DIRECTIONS FOR THIS TASK — Gather all lines in the records below that include the word "سبيل".

···

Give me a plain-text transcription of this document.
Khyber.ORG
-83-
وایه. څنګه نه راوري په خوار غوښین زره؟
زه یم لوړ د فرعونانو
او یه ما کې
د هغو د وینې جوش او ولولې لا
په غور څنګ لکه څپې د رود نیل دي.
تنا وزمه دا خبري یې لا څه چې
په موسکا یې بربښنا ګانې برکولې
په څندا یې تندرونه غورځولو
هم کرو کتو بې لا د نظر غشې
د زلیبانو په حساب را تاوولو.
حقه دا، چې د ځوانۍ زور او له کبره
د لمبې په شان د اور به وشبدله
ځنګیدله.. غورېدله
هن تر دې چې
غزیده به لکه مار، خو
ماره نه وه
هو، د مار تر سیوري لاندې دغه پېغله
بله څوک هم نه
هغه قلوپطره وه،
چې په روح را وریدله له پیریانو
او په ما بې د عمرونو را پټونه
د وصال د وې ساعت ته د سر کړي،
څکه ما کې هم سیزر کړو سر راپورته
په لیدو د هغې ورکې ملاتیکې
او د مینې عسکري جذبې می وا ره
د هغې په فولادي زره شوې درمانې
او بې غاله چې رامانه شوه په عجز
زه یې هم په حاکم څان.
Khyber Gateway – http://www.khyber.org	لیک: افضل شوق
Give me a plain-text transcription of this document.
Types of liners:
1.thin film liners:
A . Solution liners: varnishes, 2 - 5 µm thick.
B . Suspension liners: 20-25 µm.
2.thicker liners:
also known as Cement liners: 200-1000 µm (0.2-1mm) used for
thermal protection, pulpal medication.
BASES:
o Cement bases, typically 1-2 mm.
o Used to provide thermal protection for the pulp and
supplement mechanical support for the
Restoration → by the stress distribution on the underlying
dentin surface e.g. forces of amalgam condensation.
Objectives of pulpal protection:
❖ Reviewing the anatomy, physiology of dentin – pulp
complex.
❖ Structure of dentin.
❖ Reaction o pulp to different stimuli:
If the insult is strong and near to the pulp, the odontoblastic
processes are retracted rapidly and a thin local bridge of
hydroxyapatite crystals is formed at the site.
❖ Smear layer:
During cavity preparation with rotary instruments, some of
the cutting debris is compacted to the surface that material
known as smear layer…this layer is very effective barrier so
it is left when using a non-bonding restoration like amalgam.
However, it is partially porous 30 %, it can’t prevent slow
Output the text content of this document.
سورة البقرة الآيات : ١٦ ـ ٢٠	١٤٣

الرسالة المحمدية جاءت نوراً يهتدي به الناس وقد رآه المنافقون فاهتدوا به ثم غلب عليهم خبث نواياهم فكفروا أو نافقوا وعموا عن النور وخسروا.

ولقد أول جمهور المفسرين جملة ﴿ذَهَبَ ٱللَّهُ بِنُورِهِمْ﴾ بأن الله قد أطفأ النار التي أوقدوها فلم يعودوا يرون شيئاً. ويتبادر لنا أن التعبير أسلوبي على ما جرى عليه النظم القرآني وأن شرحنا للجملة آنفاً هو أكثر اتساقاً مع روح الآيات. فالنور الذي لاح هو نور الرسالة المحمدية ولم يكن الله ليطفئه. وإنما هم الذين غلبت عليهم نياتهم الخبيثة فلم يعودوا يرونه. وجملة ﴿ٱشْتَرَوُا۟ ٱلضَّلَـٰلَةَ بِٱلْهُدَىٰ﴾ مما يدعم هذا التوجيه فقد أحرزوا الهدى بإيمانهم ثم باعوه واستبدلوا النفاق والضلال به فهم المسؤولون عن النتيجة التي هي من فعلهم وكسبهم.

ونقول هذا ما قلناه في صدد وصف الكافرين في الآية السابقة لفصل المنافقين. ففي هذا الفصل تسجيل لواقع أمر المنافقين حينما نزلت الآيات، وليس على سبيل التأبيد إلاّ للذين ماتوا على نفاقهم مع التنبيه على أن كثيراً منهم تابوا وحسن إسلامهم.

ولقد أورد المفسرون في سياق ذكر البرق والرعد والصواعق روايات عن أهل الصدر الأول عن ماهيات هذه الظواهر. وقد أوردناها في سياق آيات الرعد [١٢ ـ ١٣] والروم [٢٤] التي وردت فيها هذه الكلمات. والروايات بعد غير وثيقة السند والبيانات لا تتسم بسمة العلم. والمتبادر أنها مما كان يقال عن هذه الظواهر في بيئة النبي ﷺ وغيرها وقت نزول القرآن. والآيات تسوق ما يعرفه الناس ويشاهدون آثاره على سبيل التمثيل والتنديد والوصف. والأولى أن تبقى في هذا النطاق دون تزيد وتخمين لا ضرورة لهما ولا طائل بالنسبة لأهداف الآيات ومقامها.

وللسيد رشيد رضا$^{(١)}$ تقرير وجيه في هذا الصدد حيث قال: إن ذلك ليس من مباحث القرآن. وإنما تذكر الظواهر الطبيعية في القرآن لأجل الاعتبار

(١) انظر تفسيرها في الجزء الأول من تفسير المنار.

···

EXERCISE RESPONSE —
ونقول هذا ما قلناه في صدد وصف الكافرين في الآية السابقة لفصل المنافقين. ففي هذا الفصل تسجيل لواقع أمر المنافقين حينما نزلت الآيات، وليس على سبيل التأبيد إلاّ للذين ماتوا على نفاقهم مع التنبيه على أن كثيراً منهم تابوا وحسن إسلامهم.
ولقد أورد المفسرون في سياق ذكر البرق والرعد والصواعق روايات عن أهل الصدر الأول عن ماهيات هذه الظواهر. وقد أوردناها في سياق آيات الرعد [١٢ ـ ١٣] والروم [٢٤] التي وردت فيها هذه الكلمات. والروايات بعد غير وثيقة السند والبيانات لا تتسم بسمة العلم. والمتبادر أنها مما كان يقال عن هذه الظواهر في بيئة النبي ﷺ وغيرها وقت نزول القرآن. والآيات تسوق ما يعرفه الناس ويشاهدون آثاره على سبيل التمثيل والتنديد والوصف. والأولى أن تبقى في هذا النطاق دون تزيد وتخمين لا ضرورة لهما ولا طائل بالنسبة لأهداف الآيات ومقامها.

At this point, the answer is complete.